(Collected data)
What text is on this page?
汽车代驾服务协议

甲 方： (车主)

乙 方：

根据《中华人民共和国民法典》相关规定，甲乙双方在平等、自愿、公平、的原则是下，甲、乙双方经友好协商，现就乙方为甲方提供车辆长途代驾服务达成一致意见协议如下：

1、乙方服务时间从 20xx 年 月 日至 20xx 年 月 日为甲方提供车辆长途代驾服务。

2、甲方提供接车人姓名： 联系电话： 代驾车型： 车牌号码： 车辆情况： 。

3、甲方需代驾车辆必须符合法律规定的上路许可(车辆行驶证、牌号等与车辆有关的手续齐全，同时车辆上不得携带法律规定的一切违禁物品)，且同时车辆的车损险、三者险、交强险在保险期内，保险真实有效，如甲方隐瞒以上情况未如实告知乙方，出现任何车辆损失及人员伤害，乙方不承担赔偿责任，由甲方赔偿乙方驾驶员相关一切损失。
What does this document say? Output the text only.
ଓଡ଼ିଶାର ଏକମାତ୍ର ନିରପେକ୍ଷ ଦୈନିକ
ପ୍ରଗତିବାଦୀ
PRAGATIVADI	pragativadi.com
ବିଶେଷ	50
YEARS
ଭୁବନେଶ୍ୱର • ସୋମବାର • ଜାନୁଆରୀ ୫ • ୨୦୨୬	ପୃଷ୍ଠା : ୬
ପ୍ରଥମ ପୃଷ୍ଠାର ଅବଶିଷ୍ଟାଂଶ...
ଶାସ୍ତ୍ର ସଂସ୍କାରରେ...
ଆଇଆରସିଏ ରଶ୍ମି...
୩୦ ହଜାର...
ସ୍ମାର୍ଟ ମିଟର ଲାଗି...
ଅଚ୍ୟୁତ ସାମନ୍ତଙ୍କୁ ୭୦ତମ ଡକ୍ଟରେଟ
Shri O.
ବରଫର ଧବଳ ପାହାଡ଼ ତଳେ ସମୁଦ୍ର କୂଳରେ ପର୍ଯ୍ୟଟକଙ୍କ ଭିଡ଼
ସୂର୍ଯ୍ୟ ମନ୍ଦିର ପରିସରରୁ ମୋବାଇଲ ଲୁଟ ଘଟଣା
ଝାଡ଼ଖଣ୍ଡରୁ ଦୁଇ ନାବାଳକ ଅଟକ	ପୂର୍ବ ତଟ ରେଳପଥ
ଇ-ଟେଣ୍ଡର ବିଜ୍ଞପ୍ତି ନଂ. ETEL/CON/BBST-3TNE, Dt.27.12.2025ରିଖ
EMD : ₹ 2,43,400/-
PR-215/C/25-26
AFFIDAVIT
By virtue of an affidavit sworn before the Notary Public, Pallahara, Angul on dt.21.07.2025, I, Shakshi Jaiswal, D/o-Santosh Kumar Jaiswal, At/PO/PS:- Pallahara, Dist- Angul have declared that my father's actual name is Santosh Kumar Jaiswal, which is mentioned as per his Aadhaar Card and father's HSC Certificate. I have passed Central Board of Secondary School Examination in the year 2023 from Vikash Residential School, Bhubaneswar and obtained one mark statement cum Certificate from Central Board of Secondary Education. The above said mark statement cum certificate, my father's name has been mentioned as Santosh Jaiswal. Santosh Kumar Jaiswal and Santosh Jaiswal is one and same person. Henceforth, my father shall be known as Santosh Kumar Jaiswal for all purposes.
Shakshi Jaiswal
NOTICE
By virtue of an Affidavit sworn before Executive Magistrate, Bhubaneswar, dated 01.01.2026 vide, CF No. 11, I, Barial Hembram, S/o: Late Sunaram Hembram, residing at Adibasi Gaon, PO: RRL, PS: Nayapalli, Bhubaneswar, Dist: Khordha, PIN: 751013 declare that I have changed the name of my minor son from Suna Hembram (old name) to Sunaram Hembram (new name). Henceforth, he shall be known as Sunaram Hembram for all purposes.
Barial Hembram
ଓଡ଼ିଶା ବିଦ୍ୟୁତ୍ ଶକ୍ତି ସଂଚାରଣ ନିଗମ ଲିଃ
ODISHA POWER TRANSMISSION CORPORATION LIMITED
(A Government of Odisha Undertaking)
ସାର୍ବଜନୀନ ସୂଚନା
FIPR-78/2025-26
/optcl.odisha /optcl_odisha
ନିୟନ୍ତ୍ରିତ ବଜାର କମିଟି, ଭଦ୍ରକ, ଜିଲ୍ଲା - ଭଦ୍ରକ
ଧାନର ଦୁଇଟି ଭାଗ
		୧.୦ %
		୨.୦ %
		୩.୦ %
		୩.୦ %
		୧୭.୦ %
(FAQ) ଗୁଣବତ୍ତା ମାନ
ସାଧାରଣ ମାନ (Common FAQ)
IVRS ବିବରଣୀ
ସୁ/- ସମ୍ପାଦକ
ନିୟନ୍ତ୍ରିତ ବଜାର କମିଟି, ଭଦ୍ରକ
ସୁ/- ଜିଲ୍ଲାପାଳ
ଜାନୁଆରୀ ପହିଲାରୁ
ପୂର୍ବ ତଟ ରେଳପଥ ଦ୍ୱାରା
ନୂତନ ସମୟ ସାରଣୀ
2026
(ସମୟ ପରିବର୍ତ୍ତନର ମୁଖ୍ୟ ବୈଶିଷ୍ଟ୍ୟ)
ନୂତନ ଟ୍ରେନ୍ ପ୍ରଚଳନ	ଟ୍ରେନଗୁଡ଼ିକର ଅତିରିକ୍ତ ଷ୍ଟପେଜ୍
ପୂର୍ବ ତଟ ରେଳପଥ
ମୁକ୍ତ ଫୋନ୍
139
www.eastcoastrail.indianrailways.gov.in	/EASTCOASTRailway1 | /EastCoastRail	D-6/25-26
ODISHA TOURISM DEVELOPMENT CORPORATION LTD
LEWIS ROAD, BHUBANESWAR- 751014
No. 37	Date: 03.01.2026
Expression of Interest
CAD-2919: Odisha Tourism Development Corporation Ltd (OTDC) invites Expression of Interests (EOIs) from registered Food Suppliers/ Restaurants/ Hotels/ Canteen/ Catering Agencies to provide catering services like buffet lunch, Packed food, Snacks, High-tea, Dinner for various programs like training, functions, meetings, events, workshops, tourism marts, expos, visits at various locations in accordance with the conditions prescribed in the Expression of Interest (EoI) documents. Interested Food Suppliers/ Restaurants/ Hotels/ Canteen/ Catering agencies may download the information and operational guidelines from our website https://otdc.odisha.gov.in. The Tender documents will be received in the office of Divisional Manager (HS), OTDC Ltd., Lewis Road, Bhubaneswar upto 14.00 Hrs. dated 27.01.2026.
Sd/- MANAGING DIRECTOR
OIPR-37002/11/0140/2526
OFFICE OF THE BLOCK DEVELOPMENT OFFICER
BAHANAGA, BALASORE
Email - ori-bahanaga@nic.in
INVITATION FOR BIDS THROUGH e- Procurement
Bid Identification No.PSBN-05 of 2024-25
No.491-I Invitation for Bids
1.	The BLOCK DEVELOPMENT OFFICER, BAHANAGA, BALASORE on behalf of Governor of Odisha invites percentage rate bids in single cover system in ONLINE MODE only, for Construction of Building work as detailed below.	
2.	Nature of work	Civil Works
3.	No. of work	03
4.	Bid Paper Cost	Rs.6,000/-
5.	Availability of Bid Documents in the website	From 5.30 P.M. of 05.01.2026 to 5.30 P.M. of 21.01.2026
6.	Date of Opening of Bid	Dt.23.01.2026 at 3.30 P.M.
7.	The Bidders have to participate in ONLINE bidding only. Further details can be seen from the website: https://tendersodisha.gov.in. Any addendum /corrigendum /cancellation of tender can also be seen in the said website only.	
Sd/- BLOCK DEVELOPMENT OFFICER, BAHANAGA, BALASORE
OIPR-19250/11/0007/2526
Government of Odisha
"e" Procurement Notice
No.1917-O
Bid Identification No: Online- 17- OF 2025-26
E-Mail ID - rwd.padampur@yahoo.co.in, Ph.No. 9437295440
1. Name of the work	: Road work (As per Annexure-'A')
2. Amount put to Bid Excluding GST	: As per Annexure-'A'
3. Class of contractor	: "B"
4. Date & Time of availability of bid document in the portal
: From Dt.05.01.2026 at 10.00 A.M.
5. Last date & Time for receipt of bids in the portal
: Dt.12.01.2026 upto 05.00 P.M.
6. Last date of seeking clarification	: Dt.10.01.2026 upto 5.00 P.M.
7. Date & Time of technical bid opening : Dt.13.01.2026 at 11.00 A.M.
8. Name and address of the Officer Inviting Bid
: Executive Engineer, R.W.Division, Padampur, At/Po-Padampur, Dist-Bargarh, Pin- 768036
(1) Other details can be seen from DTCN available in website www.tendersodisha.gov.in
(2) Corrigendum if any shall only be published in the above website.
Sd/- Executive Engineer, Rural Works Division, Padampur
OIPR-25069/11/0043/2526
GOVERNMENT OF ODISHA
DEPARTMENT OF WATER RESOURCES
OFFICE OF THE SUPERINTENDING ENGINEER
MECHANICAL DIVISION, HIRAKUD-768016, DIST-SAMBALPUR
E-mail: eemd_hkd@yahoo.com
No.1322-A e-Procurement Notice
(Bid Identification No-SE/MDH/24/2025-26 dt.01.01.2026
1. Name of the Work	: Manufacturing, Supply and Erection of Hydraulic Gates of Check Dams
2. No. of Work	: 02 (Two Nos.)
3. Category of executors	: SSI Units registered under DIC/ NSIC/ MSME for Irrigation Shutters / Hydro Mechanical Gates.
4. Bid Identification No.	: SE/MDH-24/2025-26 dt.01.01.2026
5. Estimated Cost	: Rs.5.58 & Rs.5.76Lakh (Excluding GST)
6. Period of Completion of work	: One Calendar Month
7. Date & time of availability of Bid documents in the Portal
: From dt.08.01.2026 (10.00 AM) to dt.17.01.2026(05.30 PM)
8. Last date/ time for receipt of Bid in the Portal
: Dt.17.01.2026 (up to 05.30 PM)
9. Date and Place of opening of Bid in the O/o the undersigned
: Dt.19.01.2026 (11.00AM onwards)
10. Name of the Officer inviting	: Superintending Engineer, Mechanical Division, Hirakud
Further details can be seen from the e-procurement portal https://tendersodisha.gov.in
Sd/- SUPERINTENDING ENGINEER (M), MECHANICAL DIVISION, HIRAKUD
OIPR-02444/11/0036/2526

Instructions for the task
List every line above that contains the word "Annexure".

Exercise result
1. Name of the work	: Road work (As per Annexure-'A')
2. Amount put to Bid Excluding GST	: As per Annexure-'A'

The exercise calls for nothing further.